## PROBLEM REQUIREMENTS
Work out how many lines of the listing hold "title", then state only that count.

Extracts from a graphics dataset:
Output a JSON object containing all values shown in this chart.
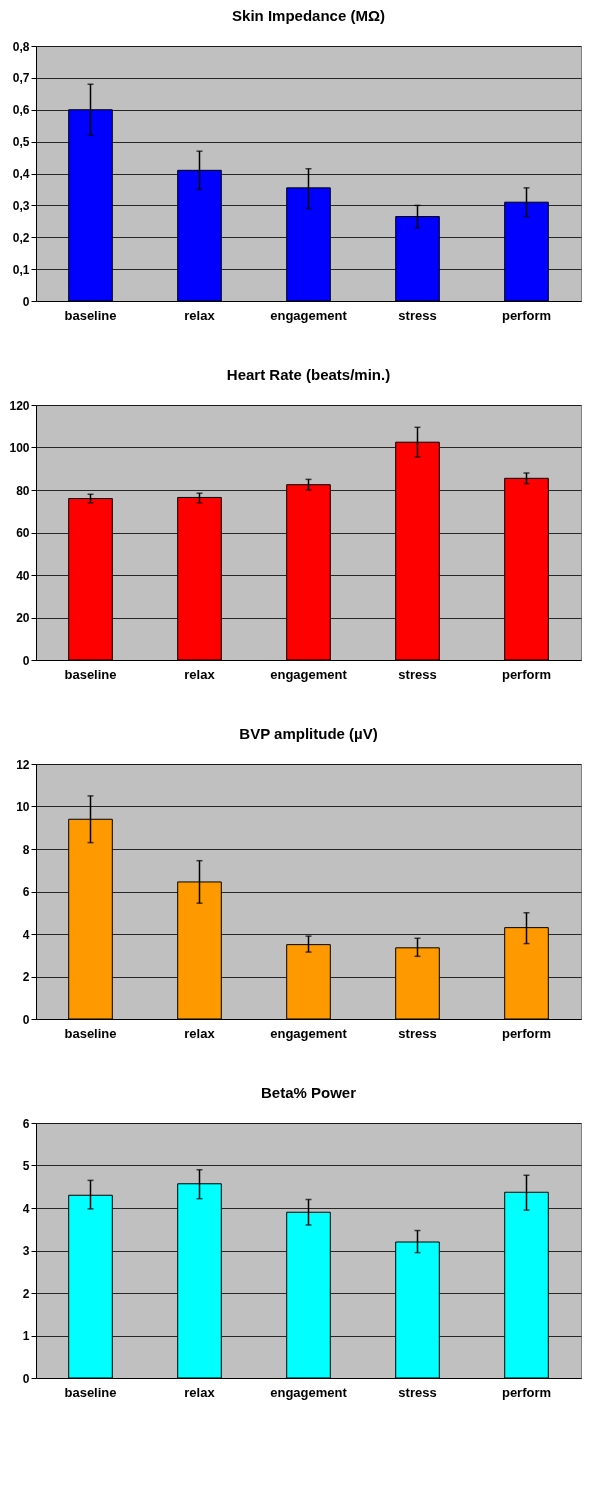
{
  "chart_data": [
    {
      "type": "bar",
      "title": "Skin Impedance (MΩ)",
      "categories": [
        "baseline",
        "relax",
        "engagement",
        "stress",
        "perform"
      ],
      "values": [
        0.6,
        0.41,
        0.355,
        0.265,
        0.31
      ],
      "errors": [
        [
          0.52,
          0.68
        ],
        [
          0.35,
          0.47
        ],
        [
          0.29,
          0.415
        ],
        [
          0.23,
          0.3
        ],
        [
          0.265,
          0.355
        ]
      ],
      "color": "#0000ff",
      "ylim": [
        0,
        0.8
      ],
      "yticks": [
        0,
        {
          "value": 0.1,
          "label": "0,1"
        },
        {
          "value": 0.2,
          "label": "0,2"
        },
        {
          "value": 0.3,
          "label": "0,3"
        },
        {
          "value": 0.4,
          "label": "0,4"
        },
        {
          "value": 0.5,
          "label": "0,5"
        },
        {
          "value": 0.6,
          "label": "0,6"
        },
        {
          "value": 0.7,
          "label": "0,7"
        },
        {
          "value": 0.8,
          "label": "0,8"
        }
      ],
      "grid": "y"
    },
    {
      "type": "bar",
      "title": "Heart Rate (beats/min.)",
      "categories": [
        "baseline",
        "relax",
        "engagement",
        "stress",
        "perform"
      ],
      "values": [
        76,
        76.5,
        82.5,
        102.5,
        85.5
      ],
      "errors": [
        [
          74,
          78
        ],
        [
          74,
          78.5
        ],
        [
          80,
          85
        ],
        [
          95.5,
          109.5
        ],
        [
          83,
          88
        ]
      ],
      "color": "#ff0000",
      "ylim": [
        0,
        120
      ],
      "yticks": [
        0,
        20,
        40,
        60,
        80,
        100,
        120
      ],
      "grid": "y"
    },
    {
      "type": "bar",
      "title": "BVP amplitude (µV)",
      "categories": [
        "baseline",
        "relax",
        "engagement",
        "stress",
        "perform"
      ],
      "values": [
        9.4,
        6.45,
        3.5,
        3.35,
        4.3
      ],
      "errors": [
        [
          8.3,
          10.5
        ],
        [
          5.45,
          7.45
        ],
        [
          3.15,
          3.9
        ],
        [
          2.95,
          3.8
        ],
        [
          3.55,
          5.0
        ]
      ],
      "color": "#ff9900",
      "ylim": [
        0,
        12
      ],
      "yticks": [
        0,
        2,
        4,
        6,
        8,
        10,
        12
      ],
      "grid": "y"
    },
    {
      "type": "bar",
      "title": "Beta% Power",
      "categories": [
        "baseline",
        "relax",
        "engagement",
        "stress",
        "perform"
      ],
      "values": [
        4.3,
        4.57,
        3.9,
        3.2,
        4.37
      ],
      "errors": [
        [
          3.98,
          4.65
        ],
        [
          4.22,
          4.9
        ],
        [
          3.6,
          4.2
        ],
        [
          2.95,
          3.47
        ],
        [
          3.95,
          4.77
        ]
      ],
      "color": "#00ffff",
      "ylim": [
        0,
        6
      ],
      "yticks": [
        0,
        1,
        2,
        3,
        4,
        5,
        6
      ],
      "grid": "y"
    }
  ]
}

## CORRECT ANSWER
4